*Work to be completed*.
List each line of the data that holds the string "this", please.

*The input*.
----

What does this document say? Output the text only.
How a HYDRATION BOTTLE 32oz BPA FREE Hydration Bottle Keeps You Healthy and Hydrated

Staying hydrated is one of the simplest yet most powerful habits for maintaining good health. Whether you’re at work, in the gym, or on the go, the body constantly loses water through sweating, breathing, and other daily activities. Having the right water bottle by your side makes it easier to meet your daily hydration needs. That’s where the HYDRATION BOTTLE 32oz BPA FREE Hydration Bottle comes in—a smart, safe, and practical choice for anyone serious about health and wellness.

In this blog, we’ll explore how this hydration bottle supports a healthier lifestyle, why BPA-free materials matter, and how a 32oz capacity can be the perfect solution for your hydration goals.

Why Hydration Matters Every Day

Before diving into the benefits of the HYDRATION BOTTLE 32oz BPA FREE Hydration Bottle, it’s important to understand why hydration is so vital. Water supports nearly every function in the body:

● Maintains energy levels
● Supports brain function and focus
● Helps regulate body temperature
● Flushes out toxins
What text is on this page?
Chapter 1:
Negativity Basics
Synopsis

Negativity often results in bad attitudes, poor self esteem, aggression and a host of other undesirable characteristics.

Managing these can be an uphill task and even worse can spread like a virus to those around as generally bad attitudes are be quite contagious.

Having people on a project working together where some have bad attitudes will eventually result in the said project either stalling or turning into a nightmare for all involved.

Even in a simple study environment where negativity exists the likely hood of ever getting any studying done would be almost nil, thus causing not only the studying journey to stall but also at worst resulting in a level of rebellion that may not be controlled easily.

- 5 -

----

*Task response*.
What does this document say? Output the text only.
In this blog, we’ll explore how this hydration bottle supports a healthier lifestyle, why BPA-free materials matter, and how a 32oz capacity can be the perfect solution for your hydration goals.
What text is on this page?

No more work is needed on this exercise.